- [STATED PROBLEM] Using the listing below, extract each line that has the word "الوجود" in it.

- [DATASET CONTENT]
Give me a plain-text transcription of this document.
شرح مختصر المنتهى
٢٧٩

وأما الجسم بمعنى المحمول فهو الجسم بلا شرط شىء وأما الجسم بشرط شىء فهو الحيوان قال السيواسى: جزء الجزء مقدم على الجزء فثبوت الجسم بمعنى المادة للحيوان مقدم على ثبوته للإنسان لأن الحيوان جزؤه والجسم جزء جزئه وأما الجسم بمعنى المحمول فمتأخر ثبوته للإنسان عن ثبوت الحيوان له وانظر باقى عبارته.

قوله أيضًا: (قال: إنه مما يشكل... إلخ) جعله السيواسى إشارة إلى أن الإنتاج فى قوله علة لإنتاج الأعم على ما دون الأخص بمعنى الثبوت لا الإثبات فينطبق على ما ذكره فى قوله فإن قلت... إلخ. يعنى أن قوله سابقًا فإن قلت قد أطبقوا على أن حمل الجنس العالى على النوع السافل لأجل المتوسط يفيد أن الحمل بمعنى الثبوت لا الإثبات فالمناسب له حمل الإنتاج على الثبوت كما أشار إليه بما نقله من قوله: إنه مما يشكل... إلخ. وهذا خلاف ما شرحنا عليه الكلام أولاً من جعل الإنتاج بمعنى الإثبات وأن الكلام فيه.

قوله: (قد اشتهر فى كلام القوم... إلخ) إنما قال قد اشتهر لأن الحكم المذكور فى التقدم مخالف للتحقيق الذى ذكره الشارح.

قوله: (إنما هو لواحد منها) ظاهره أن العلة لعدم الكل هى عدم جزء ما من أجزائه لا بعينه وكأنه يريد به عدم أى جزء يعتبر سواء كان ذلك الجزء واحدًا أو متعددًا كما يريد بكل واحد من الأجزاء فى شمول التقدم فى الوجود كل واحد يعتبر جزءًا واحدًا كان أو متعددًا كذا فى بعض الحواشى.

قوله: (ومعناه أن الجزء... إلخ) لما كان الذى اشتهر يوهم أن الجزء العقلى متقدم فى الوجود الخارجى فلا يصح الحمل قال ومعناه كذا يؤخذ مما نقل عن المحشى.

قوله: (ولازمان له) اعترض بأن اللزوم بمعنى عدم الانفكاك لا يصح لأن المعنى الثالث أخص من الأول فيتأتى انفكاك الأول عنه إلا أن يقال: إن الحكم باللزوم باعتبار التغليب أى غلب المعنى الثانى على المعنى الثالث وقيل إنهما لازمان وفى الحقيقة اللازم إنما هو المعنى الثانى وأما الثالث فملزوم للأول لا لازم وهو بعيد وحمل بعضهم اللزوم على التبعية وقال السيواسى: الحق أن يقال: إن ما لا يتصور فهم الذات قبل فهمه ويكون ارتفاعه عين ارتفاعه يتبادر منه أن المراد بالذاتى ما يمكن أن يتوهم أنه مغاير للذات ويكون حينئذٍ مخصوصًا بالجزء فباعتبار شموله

- [PROBLEM SOLUTION]
قوله: (إنما هو لواحد منها) ظاهره أن العلة لعدم الكل هى عدم جزء ما من أجزائه لا بعينه وكأنه يريد به عدم أى جزء يعتبر سواء كان ذلك الجزء واحدًا أو متعددًا كما يريد بكل واحد من الأجزاء فى شمول التقدم فى الوجود كل واحد يعتبر جزءًا واحدًا كان أو متعددًا كذا فى بعض الحواشى.
قوله: (ومعناه أن الجزء... إلخ) لما كان الذى اشتهر يوهم أن الجزء العقلى متقدم فى الوجود الخارجى فلا يصح الحمل قال ومعناه كذا يؤخذ مما نقل عن المحشى.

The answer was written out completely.